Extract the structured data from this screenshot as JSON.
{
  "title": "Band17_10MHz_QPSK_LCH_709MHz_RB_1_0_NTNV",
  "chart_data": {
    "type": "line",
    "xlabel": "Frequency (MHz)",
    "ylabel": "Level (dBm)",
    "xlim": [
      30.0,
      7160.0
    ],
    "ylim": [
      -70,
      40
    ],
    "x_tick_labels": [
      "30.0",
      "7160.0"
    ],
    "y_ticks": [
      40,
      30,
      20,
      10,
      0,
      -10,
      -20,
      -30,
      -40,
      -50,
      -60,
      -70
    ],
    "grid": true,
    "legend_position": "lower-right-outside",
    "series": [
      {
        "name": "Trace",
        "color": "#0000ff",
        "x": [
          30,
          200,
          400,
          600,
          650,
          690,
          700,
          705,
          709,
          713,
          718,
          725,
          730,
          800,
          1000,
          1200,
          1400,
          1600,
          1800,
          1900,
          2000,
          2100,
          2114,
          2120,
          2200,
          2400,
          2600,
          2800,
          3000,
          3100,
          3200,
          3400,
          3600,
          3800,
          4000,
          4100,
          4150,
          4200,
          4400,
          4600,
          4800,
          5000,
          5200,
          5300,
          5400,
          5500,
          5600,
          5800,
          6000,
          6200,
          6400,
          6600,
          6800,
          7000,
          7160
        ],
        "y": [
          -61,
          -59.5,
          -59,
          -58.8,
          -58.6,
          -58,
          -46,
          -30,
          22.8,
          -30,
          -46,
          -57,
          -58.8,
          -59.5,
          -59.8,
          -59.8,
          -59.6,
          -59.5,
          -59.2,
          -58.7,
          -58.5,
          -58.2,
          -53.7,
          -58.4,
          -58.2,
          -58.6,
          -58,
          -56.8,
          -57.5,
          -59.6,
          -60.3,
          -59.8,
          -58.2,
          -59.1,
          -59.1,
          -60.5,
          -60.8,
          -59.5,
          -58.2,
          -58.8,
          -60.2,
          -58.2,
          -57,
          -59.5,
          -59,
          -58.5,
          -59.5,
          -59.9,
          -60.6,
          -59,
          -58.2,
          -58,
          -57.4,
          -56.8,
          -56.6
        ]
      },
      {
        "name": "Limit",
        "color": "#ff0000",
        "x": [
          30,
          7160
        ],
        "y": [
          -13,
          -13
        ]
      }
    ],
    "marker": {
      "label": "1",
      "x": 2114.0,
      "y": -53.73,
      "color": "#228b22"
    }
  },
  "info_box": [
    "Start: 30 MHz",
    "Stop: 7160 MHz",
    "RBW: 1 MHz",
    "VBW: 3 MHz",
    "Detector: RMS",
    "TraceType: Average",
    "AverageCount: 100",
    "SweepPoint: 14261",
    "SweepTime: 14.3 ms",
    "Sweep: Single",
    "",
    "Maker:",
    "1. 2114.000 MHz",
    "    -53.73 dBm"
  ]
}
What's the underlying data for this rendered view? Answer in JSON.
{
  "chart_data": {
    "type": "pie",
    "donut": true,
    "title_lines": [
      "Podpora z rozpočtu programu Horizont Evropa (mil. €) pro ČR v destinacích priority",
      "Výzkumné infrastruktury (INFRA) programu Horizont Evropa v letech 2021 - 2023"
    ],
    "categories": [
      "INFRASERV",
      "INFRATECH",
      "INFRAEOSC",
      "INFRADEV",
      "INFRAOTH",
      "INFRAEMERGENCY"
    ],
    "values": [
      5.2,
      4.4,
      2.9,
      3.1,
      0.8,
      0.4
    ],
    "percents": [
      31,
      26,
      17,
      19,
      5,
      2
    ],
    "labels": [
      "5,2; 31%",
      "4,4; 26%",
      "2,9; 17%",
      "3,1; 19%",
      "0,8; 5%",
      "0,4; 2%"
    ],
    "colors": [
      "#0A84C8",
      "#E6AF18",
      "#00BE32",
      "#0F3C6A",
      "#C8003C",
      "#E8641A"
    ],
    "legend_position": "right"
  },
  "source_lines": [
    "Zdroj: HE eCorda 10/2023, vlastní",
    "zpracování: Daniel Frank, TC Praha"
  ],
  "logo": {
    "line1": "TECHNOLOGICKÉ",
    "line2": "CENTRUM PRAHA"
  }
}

━━━━━━

◆ Problem statement
Return the entries above exactly as they appear.

◆ Response
Extract the structured data from this screenshot as JSON.
{
  "title": "Band17_10MHz_QPSK_LCH_709MHz_RB_1_0_NTNV",
  "chart_data": {
    "type": "line",
    "xlabel": "Frequency (MHz)",
    "ylabel": "Level (dBm)",
    "xlim": [
      30.0,
      7160.0
    ],
    "ylim": [
      -70,
      40
    ],
    "x_tick_labels": [
      "30.0",
      "7160.0"
    ],
    "y_ticks": [
      40,
      30,
      20,
      10,
      0,
      -10,
      -20,
      -30,
      -40,
      -50,
      -60,
      -70
    ],
    "grid": true,
    "legend_position": "lower-right-outside",
    "series": [
      {
        "name": "Trace",
        "color": "#0000ff",
        "x": [
          30,
          200,
          400,
          600,
          650,
          690,
          700,
          705,
          709,
          713,
          718,
          725,
          730,
          800,
          1000,
          1200,
          1400,
          1600,
          1800,
          1900,
          2000,
          2100,
          2114,
          2120,
          2200,
          2400,
          2600,
          2800,
          3000,
          3100,
          3200,
          3400,
          3600,
          3800,
          4000,
          4100,
          4150,
          4200,
          4400,
          4600,
          4800,
          5000,
          5200,
          5300,
          5400,
          5500,
          5600,
          5800,
          6000,
          6200,
          6400,
          6600,
          6800,
          7000,
          7160
        ],
        "y": [
          -61,
          -59.5,
          -59,
          -58.8,
          -58.6,
          -58,
          -46,
          -30,
          22.8,
          -30,
          -46,
          -57,
          -58.8,
          -59.5,
          -59.8,
          -59.8,
          -59.6,
          -59.5,
          -59.2,
          -58.7,
          -58.5,
          -58.2,
          -53.7,
          -58.4,
          -58.2,
          -58.6,
          -58,
          -56.8,
          -57.5,
          -59.6,
          -60.3,
          -59.8,
          -58.2,
          -59.1,
          -59.1,
          -60.5,
          -60.8,
          -59.5,
          -58.2,
          -58.8,
          -60.2,
          -58.2,
          -57,
          -59.5,
          -59,
          -58.5,
          -59.5,
          -59.9,
          -60.6,
          -59,
          -58.2,
          -58,
          -57.4,
          -56.8,
          -56.6
        ]
      },
      {
        "name": "Limit",
        "color": "#ff0000",
        "x": [
          30,
          7160
        ],
        "y": [
          -13,
          -13
        ]
      }
    ],
    "marker": {
      "label": "1",
      "x": 2114.0,
      "y": -53.73,
      "color": "#228b22"
    }
  },
  "info_box": [
    "Start: 30 MHz",
    "Stop: 7160 MHz",
    "RBW: 1 MHz",
    "VBW: 3 MHz",
    "Detector: RMS",
    "TraceType: Average",
    "AverageCount: 100",
    "SweepPoint: 14261",
    "SweepTime: 14.3 ms",
    "Sweep: Single",
    "",
    "Maker:",
    "1. 2114.000 MHz",
    "    -53.73 dBm"
  ]
}
What's the underlying data for this rendered view? Answer in JSON.
{
  "chart_data": {
    "type": "pie",
    "donut": true,
    "title_lines": [
      "Podpora z rozpočtu programu Horizont Evropa (mil. €) pro ČR v destinacích priority",
      "Výzkumné infrastruktury (INFRA) programu Horizont Evropa v letech 2021 - 2023"
    ],
    "categories": [
      "INFRASERV",
      "INFRATECH",
      "INFRAEOSC",
      "INFRADEV",
      "INFRAOTH",
      "INFRAEMERGENCY"
    ],
    "values": [
      5.2,
      4.4,
      2.9,
      3.1,
      0.8,
      0.4
    ],
    "percents": [
      31,
      26,
      17,
      19,
      5,
      2
    ],
    "labels": [
      "5,2; 31%",
      "4,4; 26%",
      "2,9; 17%",
      "3,1; 19%",
      "0,8; 5%",
      "0,4; 2%"
    ],
    "colors": [
      "#0A84C8",
      "#E6AF18",
      "#00BE32",
      "#0F3C6A",
      "#C8003C",
      "#E8641A"
    ],
    "legend_position": "right"
  },
  "source_lines": [
    "Zdroj: HE eCorda 10/2023, vlastní",
    "zpracování: Daniel Frank, TC Praha"
  ],
  "logo": {
    "line1": "TECHNOLOGICKÉ",
    "line2": "CENTRUM PRAHA"
  }
}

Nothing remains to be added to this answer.